[Problem details]
Search the records for "with". Report every line where it occurs.
### Input records ###
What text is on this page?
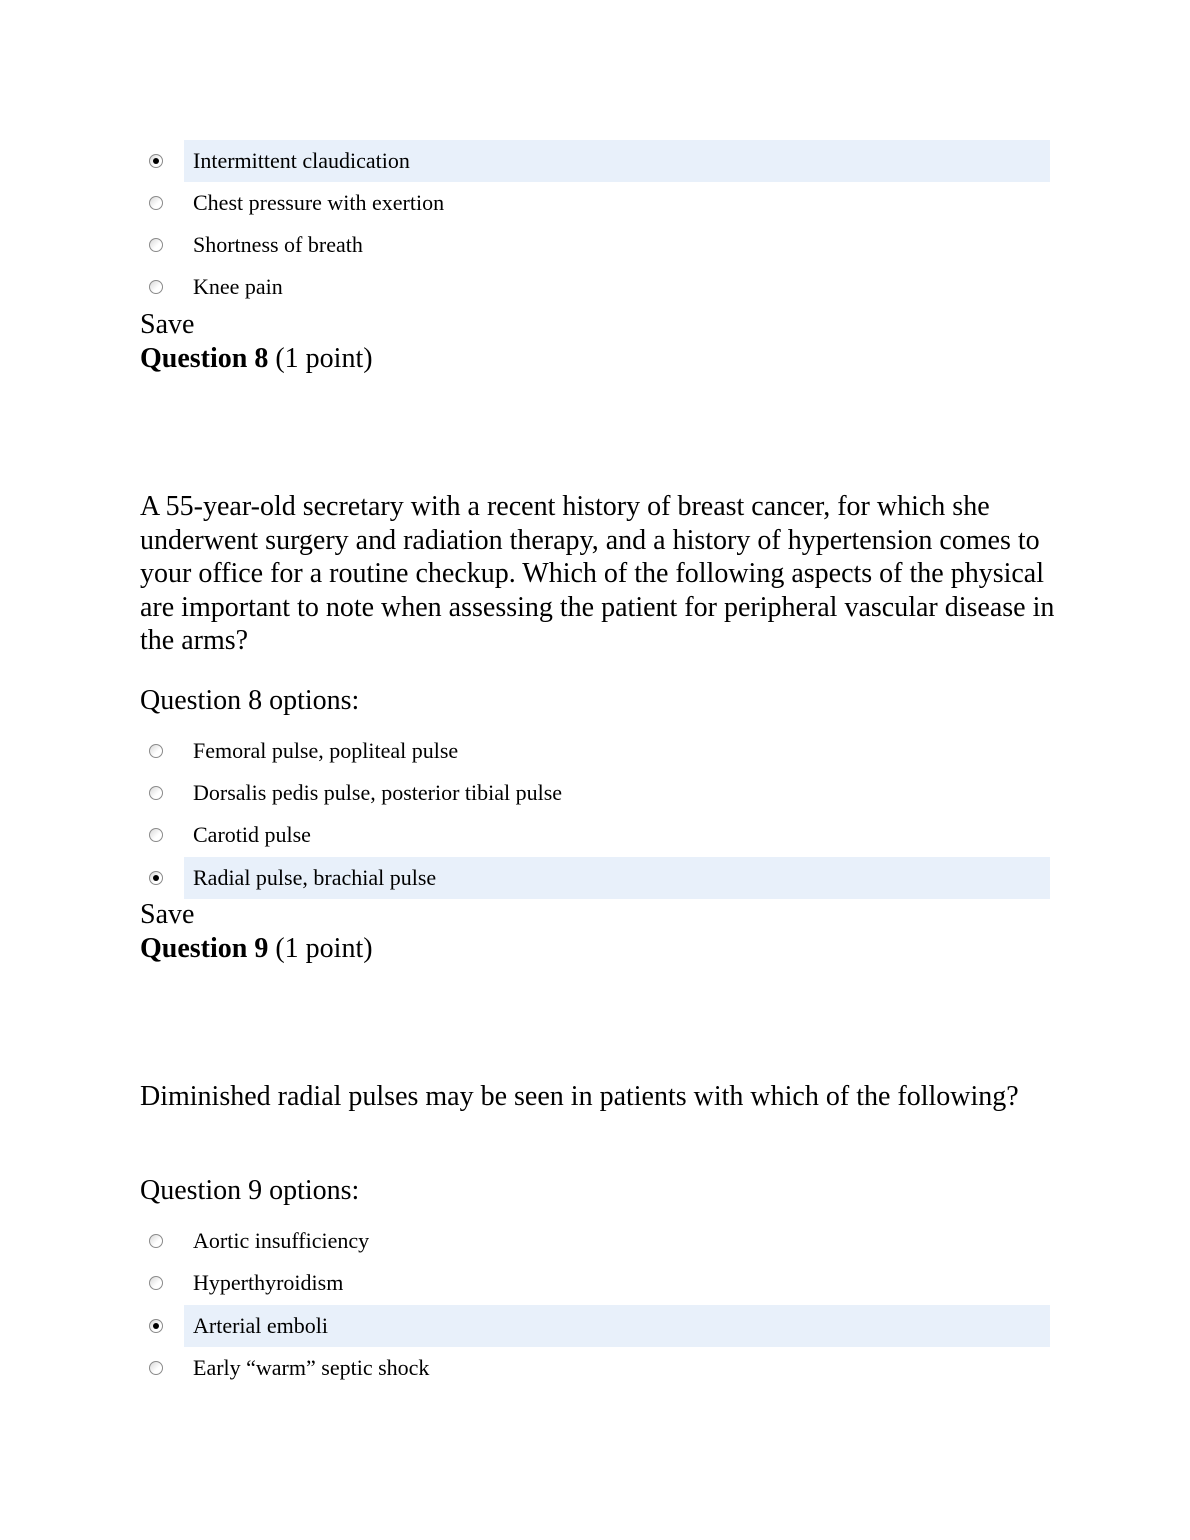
Intermittent claudication
Chest pressure with exertion
Shortness of breath
Knee pain
Save
Question 8 (1 point)
A 55-year-old secretary with a recent history of breast cancer, for which she underwent surgery and radiation therapy, and a history of hypertension comes to your office for a routine checkup. Which of the following aspects of the physical are important to note when assessing the patient for peripheral vascular disease in the arms?
Question 8 options:
Femoral pulse, popliteal pulse
Dorsalis pedis pulse, posterior tibial pulse
Carotid pulse
Radial pulse, brachial pulse
Save
Question 9 (1 point)
Diminished radial pulses may be seen in patients with which of the following?
Question 9 options:
Aortic insufficiency
Hyperthyroidism
Arterial emboli
Early “warm” septic shock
###
[Exercise response]
Chest pressure with exertion
A 55-year-old secretary with a recent history of breast cancer, for which she underwent surgery and radiation therapy, and a history of hypertension comes to your office for a routine checkup. Which of the following aspects of the physical are important to note when assessing the patient for peripheral vascular disease in the arms?
Diminished radial pulses may be seen in patients with which of the following?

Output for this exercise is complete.